• **Requirement**
Exactly as written, retype the listing below, omitting the pictures.

(Records from a collection)
----
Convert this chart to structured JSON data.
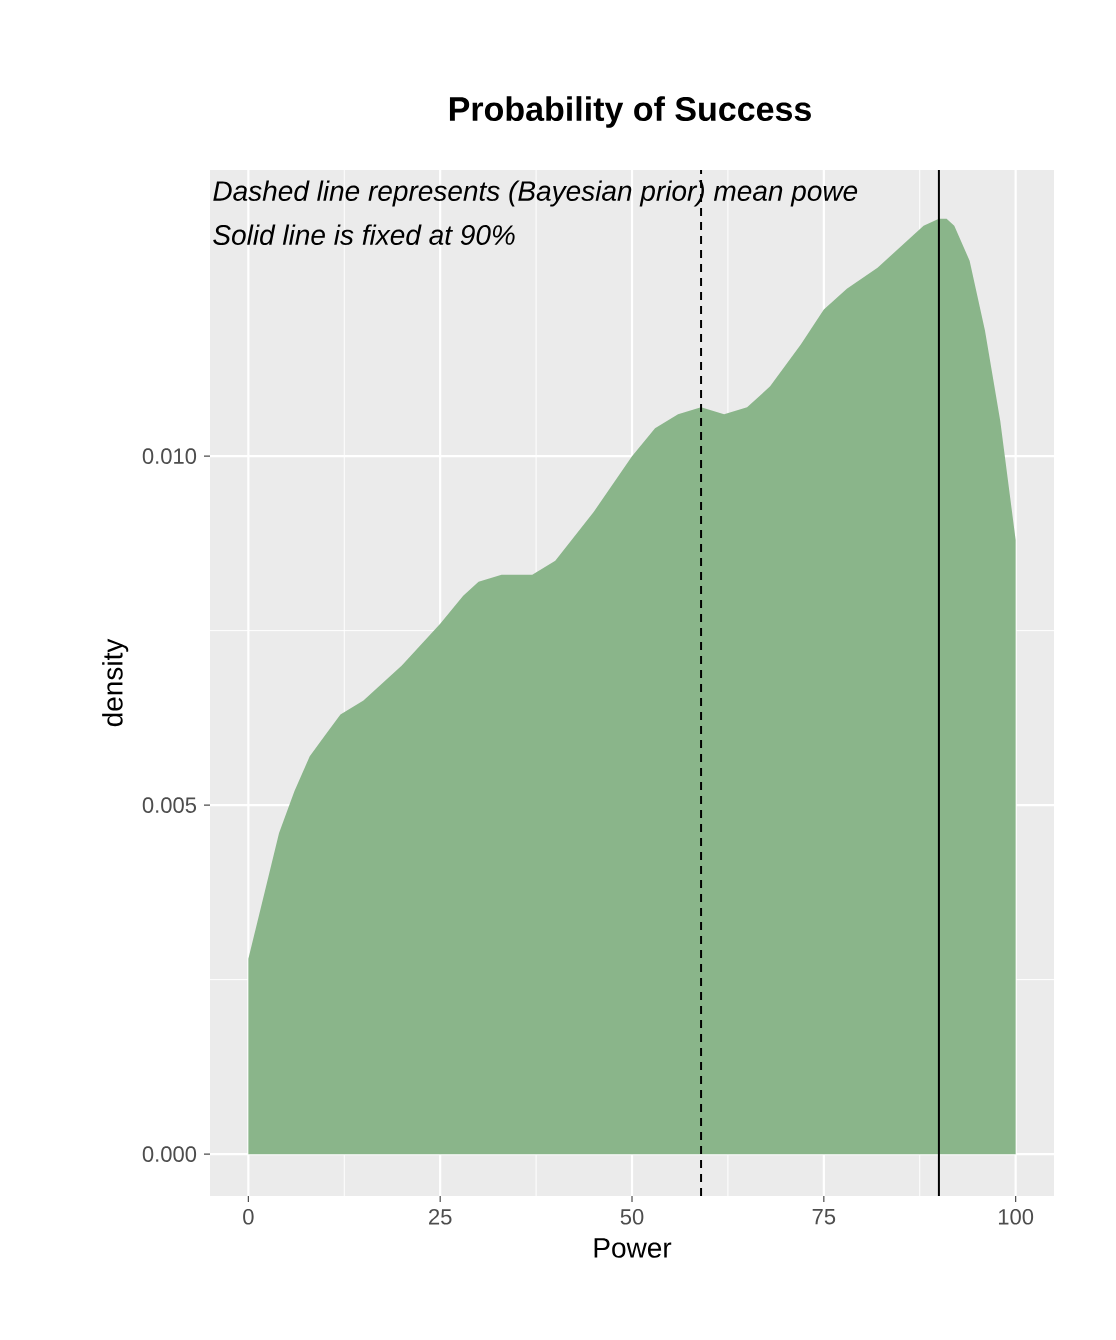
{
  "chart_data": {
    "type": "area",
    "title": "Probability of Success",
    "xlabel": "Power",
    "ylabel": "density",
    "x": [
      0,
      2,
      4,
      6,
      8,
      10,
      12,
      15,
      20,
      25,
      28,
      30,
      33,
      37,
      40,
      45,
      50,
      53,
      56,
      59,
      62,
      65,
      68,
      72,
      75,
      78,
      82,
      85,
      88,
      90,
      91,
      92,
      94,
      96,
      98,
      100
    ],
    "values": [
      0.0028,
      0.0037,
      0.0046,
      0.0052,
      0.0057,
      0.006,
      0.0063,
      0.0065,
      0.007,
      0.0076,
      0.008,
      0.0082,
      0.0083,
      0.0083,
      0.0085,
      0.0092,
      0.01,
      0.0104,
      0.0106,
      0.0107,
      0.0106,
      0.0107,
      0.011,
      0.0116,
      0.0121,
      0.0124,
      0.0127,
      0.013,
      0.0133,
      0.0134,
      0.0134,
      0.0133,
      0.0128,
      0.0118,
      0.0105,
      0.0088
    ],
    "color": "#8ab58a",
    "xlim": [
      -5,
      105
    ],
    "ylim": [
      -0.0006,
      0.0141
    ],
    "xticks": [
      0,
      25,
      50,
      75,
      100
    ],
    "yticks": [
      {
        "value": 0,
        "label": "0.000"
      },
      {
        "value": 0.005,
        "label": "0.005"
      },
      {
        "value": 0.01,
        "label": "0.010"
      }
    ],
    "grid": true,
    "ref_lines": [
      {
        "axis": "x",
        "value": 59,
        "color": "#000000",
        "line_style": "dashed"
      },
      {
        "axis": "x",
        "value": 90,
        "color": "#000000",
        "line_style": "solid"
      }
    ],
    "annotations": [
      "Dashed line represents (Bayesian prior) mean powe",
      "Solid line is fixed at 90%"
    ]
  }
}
----
• **Complete answer**
Convert this chart to structured JSON data.
{
  "chart_data": {
    "type": "area",
    "title": "Probability of Success",
    "xlabel": "Power",
    "ylabel": "density",
    "x": [
      0,
      2,
      4,
      6,
      8,
      10,
      12,
      15,
      20,
      25,
      28,
      30,
      33,
      37,
      40,
      45,
      50,
      53,
      56,
      59,
      62,
      65,
      68,
      72,
      75,
      78,
      82,
      85,
      88,
      90,
      91,
      92,
      94,
      96,
      98,
      100
    ],
    "values": [
      0.0028,
      0.0037,
      0.0046,
      0.0052,
      0.0057,
      0.006,
      0.0063,
      0.0065,
      0.007,
      0.0076,
      0.008,
      0.0082,
      0.0083,
      0.0083,
      0.0085,
      0.0092,
      0.01,
      0.0104,
      0.0106,
      0.0107,
      0.0106,
      0.0107,
      0.011,
      0.0116,
      0.0121,
      0.0124,
      0.0127,
      0.013,
      0.0133,
      0.0134,
      0.0134,
      0.0133,
      0.0128,
      0.0118,
      0.0105,
      0.0088
    ],
    "color": "#8ab58a",
    "xlim": [
      -5,
      105
    ],
    "ylim": [
      -0.0006,
      0.0141
    ],
    "xticks": [
      0,
      25,
      50,
      75,
      100
    ],
    "yticks": [
      {
        "value": 0,
        "label": "0.000"
      },
      {
        "value": 0.005,
        "label": "0.005"
      },
      {
        "value": 0.01,
        "label": "0.010"
      }
    ],
    "grid": true,
    "ref_lines": [
      {
        "axis": "x",
        "value": 59,
        "color": "#000000",
        "line_style": "dashed"
      },
      {
        "axis": "x",
        "value": 90,
        "color": "#000000",
        "line_style": "solid"
      }
    ],
    "annotations": [
      "Dashed line represents (Bayesian prior) mean powe",
      "Solid line is fixed at 90%"
    ]
  }
}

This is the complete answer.